Job: What lines of the data include the string "изделия"? Copy them all.

Dataset entries:
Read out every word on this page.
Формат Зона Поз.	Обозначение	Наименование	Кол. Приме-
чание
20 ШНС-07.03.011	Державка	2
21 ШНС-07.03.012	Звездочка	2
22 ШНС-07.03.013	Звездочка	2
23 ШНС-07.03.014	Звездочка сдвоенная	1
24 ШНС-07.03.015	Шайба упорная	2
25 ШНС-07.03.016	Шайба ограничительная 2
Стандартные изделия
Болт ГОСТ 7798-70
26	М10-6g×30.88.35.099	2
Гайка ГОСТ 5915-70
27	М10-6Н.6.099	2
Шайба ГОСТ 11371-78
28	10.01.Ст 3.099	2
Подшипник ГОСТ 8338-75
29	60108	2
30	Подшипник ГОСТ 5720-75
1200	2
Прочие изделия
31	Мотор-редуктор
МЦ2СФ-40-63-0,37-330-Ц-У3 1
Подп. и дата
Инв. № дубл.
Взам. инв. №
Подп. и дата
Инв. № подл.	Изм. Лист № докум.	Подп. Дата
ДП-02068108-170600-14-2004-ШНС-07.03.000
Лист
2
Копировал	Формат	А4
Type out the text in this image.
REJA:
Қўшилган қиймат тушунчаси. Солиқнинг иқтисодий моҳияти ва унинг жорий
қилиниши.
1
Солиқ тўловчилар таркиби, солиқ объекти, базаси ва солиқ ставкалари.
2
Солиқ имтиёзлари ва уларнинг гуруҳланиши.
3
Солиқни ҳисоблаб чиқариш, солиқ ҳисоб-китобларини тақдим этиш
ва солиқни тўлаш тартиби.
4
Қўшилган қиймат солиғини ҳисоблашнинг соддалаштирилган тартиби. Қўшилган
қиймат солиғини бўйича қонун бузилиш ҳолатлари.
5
==
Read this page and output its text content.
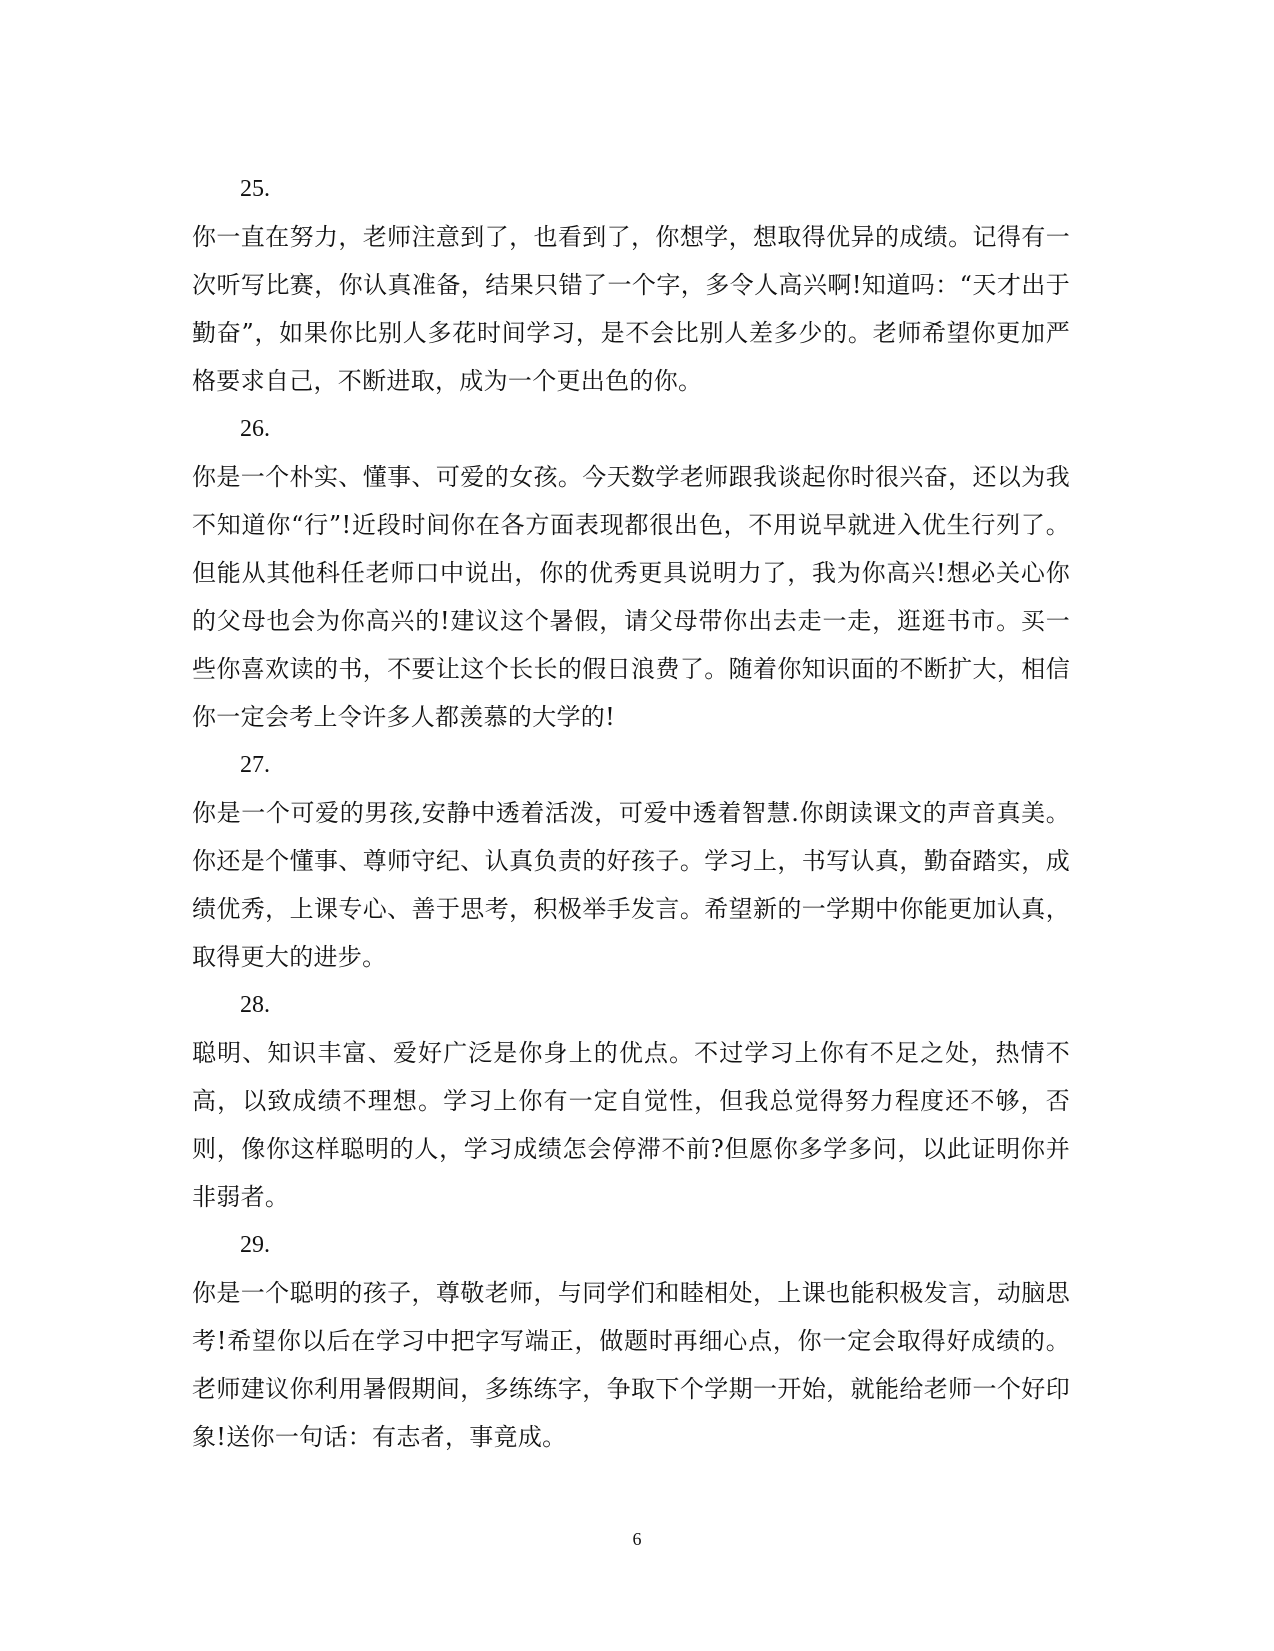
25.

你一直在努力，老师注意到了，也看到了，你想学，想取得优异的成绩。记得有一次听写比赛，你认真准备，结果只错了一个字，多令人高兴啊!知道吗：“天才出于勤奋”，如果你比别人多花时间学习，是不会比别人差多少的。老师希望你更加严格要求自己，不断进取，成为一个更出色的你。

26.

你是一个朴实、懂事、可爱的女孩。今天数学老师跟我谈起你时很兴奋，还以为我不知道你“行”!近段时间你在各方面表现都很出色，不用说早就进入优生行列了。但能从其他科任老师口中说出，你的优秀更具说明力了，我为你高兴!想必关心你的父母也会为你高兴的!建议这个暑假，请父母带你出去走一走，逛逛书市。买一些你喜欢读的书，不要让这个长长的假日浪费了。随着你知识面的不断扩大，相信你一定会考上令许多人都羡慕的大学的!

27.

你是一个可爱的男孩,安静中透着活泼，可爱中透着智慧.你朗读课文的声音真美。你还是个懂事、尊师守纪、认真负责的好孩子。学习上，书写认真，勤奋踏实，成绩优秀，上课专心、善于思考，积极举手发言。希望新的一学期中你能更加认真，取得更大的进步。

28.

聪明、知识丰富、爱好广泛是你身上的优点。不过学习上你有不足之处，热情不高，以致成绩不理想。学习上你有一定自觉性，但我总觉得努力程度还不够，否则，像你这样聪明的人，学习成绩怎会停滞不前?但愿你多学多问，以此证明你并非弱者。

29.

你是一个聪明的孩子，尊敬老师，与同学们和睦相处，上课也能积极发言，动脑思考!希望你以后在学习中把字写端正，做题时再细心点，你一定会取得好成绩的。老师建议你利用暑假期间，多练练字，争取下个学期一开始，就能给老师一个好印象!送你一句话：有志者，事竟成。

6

Correct answer:
Стандартные изделия
Прочие изделия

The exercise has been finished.